EXTRACTED INFORMATION:
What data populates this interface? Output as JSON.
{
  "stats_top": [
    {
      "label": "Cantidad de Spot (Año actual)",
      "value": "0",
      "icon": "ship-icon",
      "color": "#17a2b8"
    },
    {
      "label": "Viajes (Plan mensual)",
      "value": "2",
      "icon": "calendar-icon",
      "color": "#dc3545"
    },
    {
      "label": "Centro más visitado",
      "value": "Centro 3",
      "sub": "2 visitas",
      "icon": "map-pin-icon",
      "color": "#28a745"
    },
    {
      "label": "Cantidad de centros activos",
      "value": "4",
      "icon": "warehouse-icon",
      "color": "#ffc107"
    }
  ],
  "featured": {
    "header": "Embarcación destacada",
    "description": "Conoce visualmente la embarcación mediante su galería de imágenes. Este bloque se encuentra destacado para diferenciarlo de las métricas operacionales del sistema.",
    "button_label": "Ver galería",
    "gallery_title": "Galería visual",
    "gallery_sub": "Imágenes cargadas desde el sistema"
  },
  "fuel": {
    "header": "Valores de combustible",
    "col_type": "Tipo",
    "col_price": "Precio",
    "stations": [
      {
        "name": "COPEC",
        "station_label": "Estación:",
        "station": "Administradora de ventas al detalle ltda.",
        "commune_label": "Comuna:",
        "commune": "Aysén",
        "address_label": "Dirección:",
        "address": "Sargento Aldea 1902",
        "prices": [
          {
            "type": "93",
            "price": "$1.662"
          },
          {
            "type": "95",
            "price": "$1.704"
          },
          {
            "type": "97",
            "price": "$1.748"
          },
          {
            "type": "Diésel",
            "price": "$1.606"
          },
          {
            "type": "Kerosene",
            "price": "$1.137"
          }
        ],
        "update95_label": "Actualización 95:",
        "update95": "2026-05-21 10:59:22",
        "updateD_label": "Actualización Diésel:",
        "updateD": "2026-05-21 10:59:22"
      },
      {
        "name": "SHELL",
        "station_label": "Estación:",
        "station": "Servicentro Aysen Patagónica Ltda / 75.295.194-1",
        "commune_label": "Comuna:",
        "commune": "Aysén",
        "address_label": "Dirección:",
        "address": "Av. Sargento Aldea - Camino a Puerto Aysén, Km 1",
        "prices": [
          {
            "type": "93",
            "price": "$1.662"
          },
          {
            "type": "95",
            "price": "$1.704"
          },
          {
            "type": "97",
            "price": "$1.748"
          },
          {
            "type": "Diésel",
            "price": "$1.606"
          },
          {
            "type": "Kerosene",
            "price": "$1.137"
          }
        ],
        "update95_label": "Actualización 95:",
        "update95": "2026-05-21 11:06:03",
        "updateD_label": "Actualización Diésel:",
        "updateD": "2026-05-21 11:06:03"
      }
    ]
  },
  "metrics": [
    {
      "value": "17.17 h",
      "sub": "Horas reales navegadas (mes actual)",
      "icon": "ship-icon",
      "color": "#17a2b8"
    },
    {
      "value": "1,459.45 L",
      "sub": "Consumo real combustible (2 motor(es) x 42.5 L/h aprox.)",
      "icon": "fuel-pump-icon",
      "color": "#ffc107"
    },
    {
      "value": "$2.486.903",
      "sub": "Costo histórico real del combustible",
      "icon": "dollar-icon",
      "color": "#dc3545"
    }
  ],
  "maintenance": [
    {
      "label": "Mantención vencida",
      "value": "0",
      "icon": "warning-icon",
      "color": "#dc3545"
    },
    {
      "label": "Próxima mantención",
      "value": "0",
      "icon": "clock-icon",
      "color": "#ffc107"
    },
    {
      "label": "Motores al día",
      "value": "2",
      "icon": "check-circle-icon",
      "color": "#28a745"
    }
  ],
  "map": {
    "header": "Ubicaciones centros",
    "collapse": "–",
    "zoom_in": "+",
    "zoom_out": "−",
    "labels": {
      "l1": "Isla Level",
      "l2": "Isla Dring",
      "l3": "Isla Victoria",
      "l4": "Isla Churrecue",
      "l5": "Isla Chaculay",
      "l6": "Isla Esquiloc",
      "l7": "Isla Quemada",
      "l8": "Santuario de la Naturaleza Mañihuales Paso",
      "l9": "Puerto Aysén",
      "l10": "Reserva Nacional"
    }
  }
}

WHAT IS REQUIRED:
Take the entries above and repeat them. Alter nothing.

RESPONSE TO THE TASK:
What data populates this interface? Output as JSON.
{
  "stats_top": [
    {
      "label": "Cantidad de Spot (Año actual)",
      "value": "0",
      "icon": "ship-icon",
      "color": "#17a2b8"
    },
    {
      "label": "Viajes (Plan mensual)",
      "value": "2",
      "icon": "calendar-icon",
      "color": "#dc3545"
    },
    {
      "label": "Centro más visitado",
      "value": "Centro 3",
      "sub": "2 visitas",
      "icon": "map-pin-icon",
      "color": "#28a745"
    },
    {
      "label": "Cantidad de centros activos",
      "value": "4",
      "icon": "warehouse-icon",
      "color": "#ffc107"
    }
  ],
  "featured": {
    "header": "Embarcación destacada",
    "description": "Conoce visualmente la embarcación mediante su galería de imágenes. Este bloque se encuentra destacado para diferenciarlo de las métricas operacionales del sistema.",
    "button_label": "Ver galería",
    "gallery_title": "Galería visual",
    "gallery_sub": "Imágenes cargadas desde el sistema"
  },
  "fuel": {
    "header": "Valores de combustible",
    "col_type": "Tipo",
    "col_price": "Precio",
    "stations": [
      {
        "name": "COPEC",
        "station_label": "Estación:",
        "station": "Administradora de ventas al detalle ltda.",
        "commune_label": "Comuna:",
        "commune": "Aysén",
        "address_label": "Dirección:",
        "address": "Sargento Aldea 1902",
        "prices": [
          {
            "type": "93",
            "price": "$1.662"
          },
          {
            "type": "95",
            "price": "$1.704"
          },
          {
            "type": "97",
            "price": "$1.748"
          },
          {
            "type": "Diésel",
            "price": "$1.606"
          },
          {
            "type": "Kerosene",
            "price": "$1.137"
          }
        ],
        "update95_label": "Actualización 95:",
        "update95": "2026-05-21 10:59:22",
        "updateD_label": "Actualización Diésel:",
        "updateD": "2026-05-21 10:59:22"
      },
      {
        "name": "SHELL",
        "station_label": "Estación:",
        "station": "Servicentro Aysen Patagónica Ltda / 75.295.194-1",
        "commune_label": "Comuna:",
        "commune": "Aysén",
        "address_label": "Dirección:",
        "address": "Av. Sargento Aldea - Camino a Puerto Aysén, Km 1",
        "prices": [
          {
            "type": "93",
            "price": "$1.662"
          },
          {
            "type": "95",
            "price": "$1.704"
          },
          {
            "type": "97",
            "price": "$1.748"
          },
          {
            "type": "Diésel",
            "price": "$1.606"
          },
          {
            "type": "Kerosene",
            "price": "$1.137"
          }
        ],
        "update95_label": "Actualización 95:",
        "update95": "2026-05-21 11:06:03",
        "updateD_label": "Actualización Diésel:",
        "updateD": "2026-05-21 11:06:03"
      }
    ]
  },
  "metrics": [
    {
      "value": "17.17 h",
      "sub": "Horas reales navegadas (mes actual)",
      "icon": "ship-icon",
      "color": "#17a2b8"
    },
    {
      "value": "1,459.45 L",
      "sub": "Consumo real combustible (2 motor(es) x 42.5 L/h aprox.)",
      "icon": "fuel-pump-icon",
      "color": "#ffc107"
    },
    {
      "value": "$2.486.903",
      "sub": "Costo histórico real del combustible",
      "icon": "dollar-icon",
      "color": "#dc3545"
    }
  ],
  "maintenance": [
    {
      "label": "Mantención vencida",
      "value": "0",
      "icon": "warning-icon",
      "color": "#dc3545"
    },
    {
      "label": "Próxima mantención",
      "value": "0",
      "icon": "clock-icon",
      "color": "#ffc107"
    },
    {
      "label": "Motores al día",
      "value": "2",
      "icon": "check-circle-icon",
      "color": "#28a745"
    }
  ],
  "map": {
    "header": "Ubicaciones centros",
    "collapse": "–",
    "zoom_in": "+",
    "zoom_out": "−",
    "labels": {
      "l1": "Isla Level",
      "l2": "Isla Dring",
      "l3": "Isla Victoria",
      "l4": "Isla Churrecue",
      "l5": "Isla Chaculay",
      "l6": "Isla Esquiloc",
      "l7": "Isla Quemada",
      "l8": "Santuario de la Naturaleza Mañihuales Paso",
      "l9": "Puerto Aysén",
      "l10": "Reserva Nacional"
    }
  }
}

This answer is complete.